Scan the data below and give the number of lines that include the word "MINISTRY", with no other words.

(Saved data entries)

------------------------------

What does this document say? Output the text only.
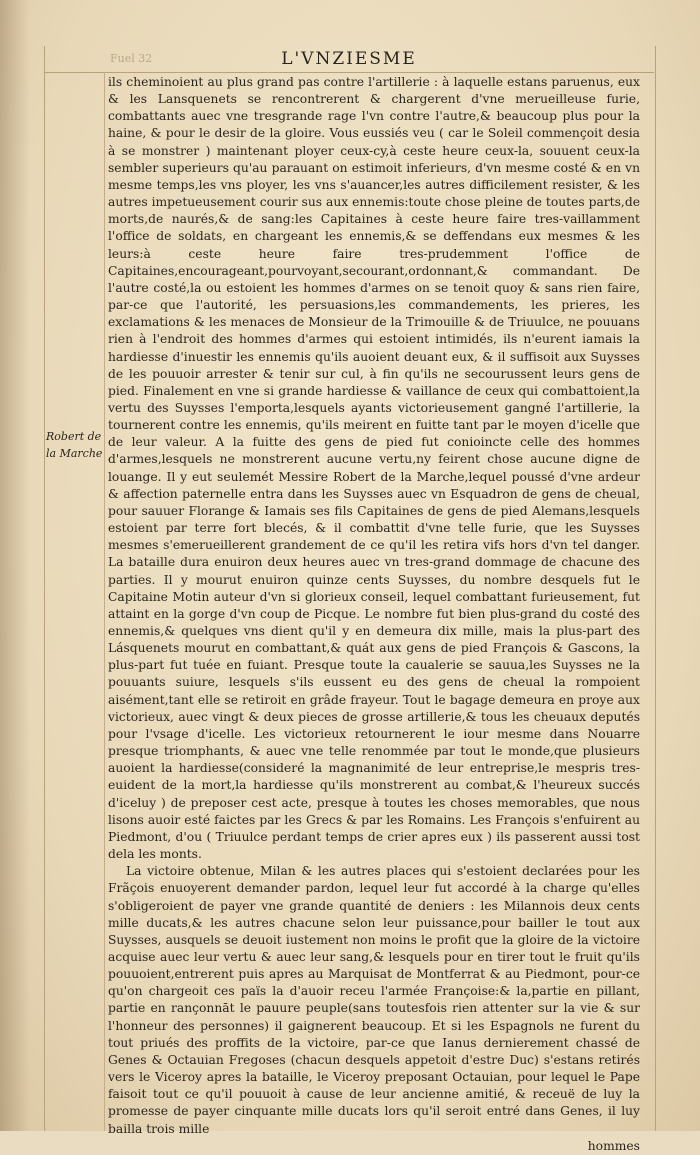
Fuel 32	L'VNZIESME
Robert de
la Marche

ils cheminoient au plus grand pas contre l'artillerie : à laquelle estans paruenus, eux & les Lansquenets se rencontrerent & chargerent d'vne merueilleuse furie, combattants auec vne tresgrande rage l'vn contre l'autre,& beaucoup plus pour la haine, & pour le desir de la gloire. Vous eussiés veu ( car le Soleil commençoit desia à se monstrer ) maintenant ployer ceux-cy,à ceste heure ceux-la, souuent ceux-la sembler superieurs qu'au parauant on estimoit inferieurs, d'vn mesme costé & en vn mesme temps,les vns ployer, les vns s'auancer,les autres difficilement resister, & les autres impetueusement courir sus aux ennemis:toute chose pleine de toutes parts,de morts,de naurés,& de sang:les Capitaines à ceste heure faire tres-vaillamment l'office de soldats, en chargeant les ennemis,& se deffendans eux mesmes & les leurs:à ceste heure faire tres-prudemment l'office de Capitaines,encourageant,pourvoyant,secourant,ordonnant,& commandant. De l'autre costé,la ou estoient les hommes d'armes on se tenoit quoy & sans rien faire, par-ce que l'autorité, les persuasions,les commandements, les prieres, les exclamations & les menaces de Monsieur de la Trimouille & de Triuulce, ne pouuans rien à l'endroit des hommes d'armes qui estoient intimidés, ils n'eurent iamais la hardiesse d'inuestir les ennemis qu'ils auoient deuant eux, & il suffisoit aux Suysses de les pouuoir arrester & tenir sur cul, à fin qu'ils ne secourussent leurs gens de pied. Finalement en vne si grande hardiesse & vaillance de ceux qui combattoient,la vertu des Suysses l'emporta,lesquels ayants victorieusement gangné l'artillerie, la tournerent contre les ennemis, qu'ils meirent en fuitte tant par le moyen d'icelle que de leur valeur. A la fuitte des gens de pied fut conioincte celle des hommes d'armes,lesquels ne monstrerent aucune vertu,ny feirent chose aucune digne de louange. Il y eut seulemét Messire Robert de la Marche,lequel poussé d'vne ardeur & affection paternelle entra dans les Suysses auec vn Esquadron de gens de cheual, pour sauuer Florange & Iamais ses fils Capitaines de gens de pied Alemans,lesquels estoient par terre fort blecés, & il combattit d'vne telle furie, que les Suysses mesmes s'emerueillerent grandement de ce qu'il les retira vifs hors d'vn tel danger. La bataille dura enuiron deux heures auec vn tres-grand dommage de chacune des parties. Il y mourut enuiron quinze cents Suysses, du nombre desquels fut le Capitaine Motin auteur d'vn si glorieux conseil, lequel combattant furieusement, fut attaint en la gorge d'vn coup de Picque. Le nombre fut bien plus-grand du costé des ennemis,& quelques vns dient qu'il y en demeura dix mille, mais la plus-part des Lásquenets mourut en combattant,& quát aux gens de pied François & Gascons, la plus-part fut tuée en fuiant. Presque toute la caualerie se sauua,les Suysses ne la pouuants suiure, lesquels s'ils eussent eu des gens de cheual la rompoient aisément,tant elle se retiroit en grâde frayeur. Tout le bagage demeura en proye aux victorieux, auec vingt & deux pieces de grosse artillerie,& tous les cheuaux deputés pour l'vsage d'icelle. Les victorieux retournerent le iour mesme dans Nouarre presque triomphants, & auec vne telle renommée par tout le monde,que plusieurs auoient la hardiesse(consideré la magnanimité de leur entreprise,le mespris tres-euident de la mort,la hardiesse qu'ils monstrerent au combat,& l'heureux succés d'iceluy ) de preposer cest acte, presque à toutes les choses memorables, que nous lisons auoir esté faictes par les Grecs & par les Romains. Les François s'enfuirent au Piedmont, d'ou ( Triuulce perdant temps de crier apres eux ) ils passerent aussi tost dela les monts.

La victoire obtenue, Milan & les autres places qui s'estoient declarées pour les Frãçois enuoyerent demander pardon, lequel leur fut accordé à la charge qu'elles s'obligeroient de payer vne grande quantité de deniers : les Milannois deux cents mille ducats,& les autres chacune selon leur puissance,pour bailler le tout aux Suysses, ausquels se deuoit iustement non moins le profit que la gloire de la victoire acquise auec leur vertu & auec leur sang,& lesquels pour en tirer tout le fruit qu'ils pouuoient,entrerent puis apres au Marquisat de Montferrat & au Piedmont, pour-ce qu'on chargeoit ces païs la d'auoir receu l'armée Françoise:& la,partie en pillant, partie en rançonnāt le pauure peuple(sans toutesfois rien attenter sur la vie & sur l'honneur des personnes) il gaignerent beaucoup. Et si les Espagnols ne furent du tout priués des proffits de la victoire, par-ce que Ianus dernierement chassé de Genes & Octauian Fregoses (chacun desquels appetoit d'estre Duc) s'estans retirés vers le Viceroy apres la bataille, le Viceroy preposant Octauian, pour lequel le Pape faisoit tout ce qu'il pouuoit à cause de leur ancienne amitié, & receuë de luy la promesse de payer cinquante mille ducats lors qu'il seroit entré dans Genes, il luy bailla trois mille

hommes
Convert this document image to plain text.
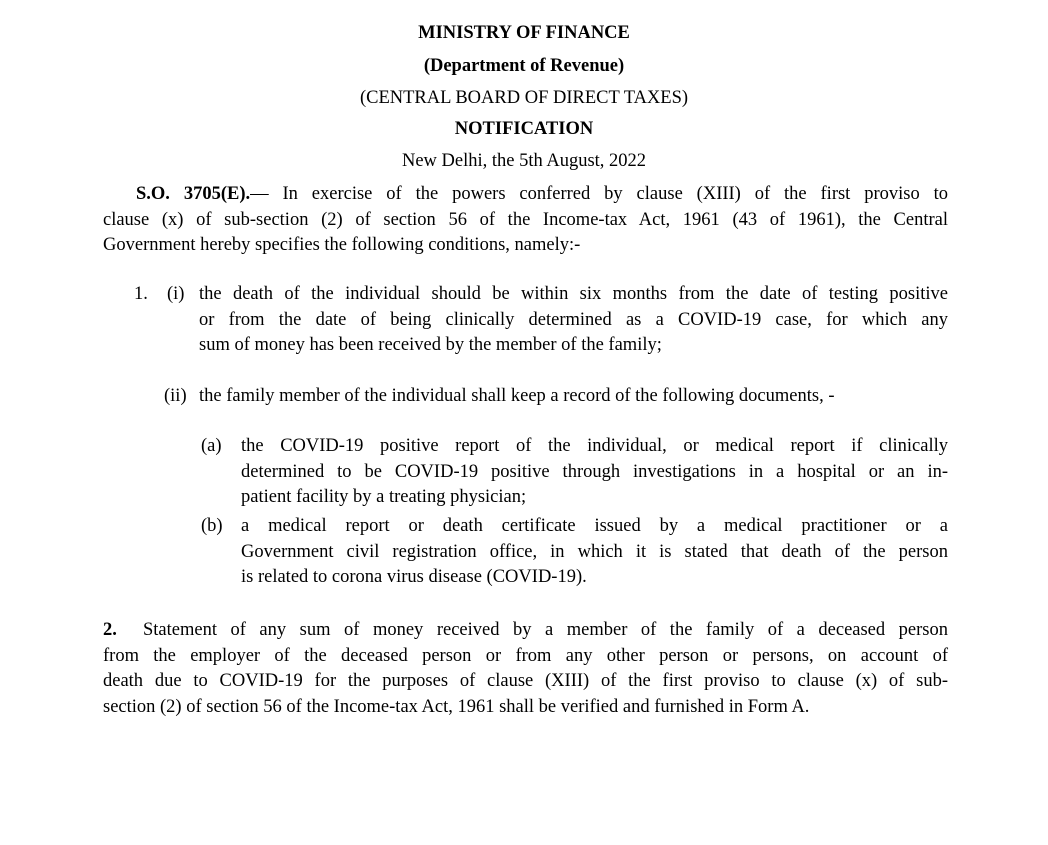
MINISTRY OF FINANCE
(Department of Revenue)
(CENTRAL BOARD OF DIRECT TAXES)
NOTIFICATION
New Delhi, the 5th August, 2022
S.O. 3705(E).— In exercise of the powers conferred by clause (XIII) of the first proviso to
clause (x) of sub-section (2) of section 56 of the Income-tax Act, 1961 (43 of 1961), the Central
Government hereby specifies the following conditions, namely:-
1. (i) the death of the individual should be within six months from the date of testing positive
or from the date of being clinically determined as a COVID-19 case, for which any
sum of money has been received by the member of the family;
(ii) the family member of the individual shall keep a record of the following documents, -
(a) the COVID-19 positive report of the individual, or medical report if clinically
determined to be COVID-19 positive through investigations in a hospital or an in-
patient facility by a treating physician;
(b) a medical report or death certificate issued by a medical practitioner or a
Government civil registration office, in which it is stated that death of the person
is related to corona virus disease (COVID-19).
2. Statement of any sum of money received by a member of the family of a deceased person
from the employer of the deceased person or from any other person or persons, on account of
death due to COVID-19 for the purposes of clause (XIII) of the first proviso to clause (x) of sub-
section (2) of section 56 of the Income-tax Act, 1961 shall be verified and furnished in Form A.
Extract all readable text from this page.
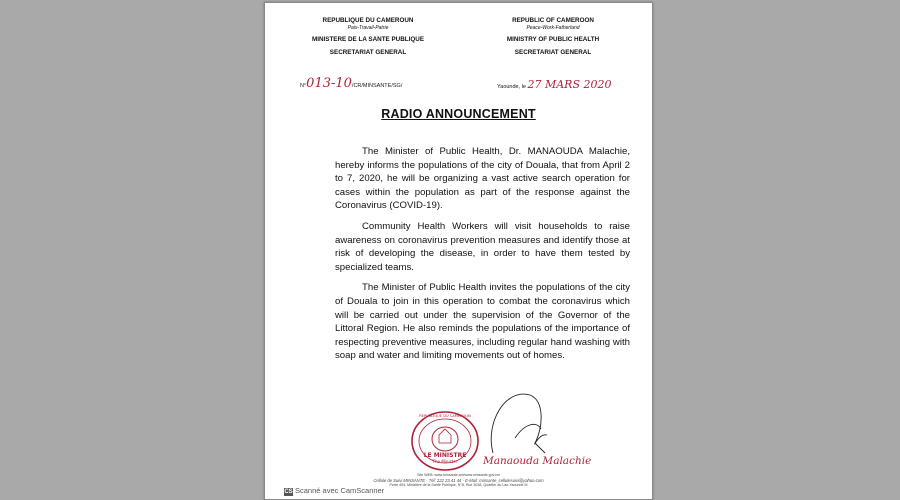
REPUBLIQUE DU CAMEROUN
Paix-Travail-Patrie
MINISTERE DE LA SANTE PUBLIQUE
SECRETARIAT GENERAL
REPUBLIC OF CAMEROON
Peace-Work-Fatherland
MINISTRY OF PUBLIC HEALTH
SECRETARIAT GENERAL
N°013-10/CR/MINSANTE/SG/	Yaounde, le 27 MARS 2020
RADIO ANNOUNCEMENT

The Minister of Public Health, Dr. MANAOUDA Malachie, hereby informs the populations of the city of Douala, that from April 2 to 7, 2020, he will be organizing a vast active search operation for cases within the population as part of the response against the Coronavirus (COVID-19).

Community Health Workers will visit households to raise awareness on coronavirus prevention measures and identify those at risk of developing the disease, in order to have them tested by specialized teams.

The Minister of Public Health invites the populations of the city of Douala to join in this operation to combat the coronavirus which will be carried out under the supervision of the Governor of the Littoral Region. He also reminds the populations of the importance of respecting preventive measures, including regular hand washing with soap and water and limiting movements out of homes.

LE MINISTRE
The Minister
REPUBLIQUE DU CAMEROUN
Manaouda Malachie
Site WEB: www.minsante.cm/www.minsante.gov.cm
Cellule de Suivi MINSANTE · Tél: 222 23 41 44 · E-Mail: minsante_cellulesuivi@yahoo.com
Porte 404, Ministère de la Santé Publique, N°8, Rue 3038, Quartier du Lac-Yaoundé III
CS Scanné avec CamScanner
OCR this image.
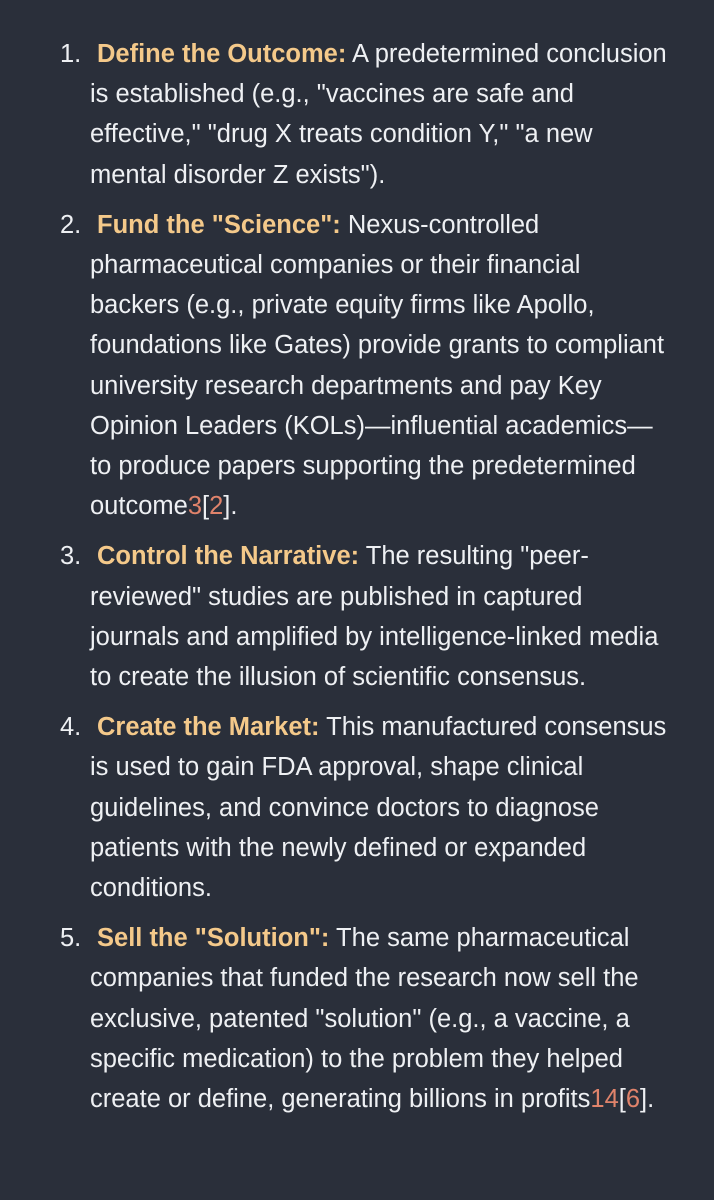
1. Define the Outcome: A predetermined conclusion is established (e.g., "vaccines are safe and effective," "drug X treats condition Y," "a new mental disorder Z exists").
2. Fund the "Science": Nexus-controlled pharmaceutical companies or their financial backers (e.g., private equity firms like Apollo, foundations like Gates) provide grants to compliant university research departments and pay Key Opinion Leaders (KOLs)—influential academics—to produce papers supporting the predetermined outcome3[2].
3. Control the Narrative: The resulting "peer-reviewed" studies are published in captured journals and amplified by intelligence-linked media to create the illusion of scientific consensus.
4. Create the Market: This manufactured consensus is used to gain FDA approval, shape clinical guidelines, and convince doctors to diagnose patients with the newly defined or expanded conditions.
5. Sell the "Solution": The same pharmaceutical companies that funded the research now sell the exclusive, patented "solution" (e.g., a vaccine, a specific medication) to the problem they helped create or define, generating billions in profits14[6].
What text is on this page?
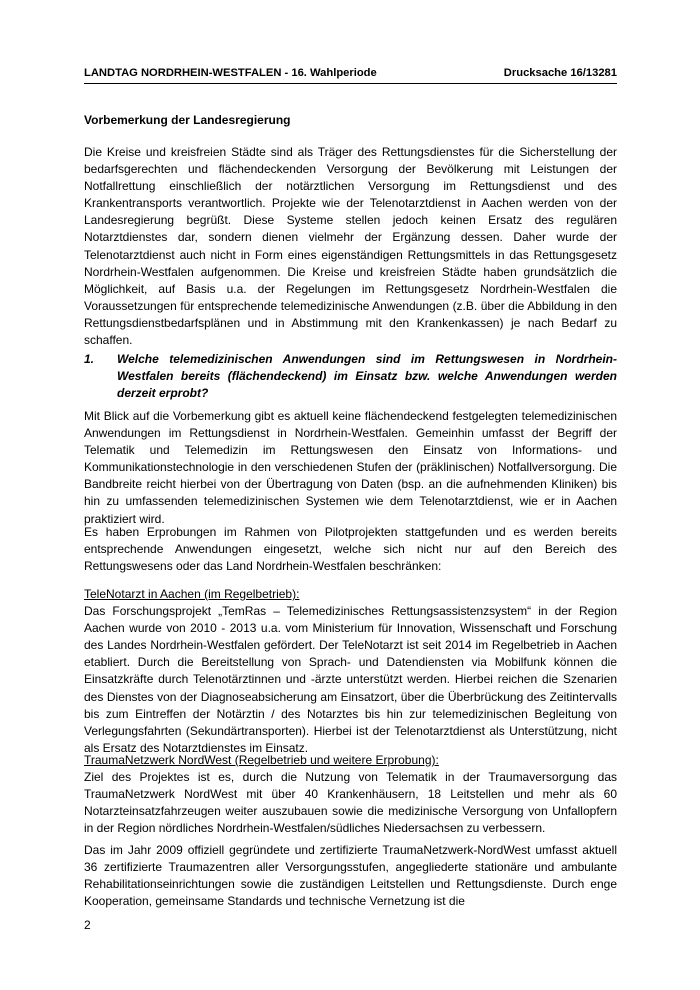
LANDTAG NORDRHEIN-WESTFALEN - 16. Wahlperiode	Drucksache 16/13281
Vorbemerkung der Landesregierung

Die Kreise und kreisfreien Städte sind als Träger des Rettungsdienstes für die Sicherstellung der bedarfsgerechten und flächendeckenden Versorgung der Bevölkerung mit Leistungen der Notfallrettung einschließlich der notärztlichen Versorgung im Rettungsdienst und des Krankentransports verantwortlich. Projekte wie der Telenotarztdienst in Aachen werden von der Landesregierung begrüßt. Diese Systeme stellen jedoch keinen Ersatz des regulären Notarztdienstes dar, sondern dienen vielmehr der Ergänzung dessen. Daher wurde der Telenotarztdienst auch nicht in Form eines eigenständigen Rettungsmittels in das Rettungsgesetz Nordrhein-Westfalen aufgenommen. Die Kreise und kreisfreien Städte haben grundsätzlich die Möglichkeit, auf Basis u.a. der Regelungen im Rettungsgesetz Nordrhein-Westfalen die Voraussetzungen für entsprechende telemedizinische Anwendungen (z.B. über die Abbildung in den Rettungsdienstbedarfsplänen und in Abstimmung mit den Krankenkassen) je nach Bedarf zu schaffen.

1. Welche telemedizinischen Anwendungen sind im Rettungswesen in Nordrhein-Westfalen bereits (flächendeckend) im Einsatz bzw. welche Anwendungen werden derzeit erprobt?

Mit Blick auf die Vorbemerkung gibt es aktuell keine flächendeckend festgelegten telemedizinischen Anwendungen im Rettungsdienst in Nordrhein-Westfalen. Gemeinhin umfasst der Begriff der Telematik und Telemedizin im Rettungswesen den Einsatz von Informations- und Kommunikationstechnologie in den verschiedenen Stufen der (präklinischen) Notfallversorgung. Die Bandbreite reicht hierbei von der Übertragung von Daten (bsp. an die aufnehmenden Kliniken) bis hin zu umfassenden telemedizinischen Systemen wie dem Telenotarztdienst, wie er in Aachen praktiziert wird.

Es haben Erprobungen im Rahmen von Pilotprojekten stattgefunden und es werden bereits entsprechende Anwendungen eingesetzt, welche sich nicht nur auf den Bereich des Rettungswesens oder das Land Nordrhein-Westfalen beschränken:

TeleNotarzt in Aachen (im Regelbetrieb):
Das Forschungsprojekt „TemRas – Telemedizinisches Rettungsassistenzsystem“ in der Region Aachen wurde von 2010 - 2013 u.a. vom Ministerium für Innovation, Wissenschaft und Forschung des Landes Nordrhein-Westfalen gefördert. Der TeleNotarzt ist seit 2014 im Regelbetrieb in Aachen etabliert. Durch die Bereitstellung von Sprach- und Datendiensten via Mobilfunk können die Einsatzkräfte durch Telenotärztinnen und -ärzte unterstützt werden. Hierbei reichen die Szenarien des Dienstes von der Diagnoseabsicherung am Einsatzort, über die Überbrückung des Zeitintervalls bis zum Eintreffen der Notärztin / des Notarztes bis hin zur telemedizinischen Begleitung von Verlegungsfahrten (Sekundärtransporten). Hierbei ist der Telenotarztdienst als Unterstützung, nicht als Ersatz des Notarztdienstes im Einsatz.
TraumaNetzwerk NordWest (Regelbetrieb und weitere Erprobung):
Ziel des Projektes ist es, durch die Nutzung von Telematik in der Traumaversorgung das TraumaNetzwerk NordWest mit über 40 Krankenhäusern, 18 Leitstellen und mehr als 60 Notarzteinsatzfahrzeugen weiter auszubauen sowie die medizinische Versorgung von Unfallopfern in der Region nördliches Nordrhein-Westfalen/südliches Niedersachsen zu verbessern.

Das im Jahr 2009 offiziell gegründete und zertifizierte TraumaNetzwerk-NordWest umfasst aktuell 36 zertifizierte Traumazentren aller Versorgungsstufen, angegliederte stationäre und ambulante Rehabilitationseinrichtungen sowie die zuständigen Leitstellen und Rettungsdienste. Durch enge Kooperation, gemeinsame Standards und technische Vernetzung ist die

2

------------------------------

Solution to this problem: 2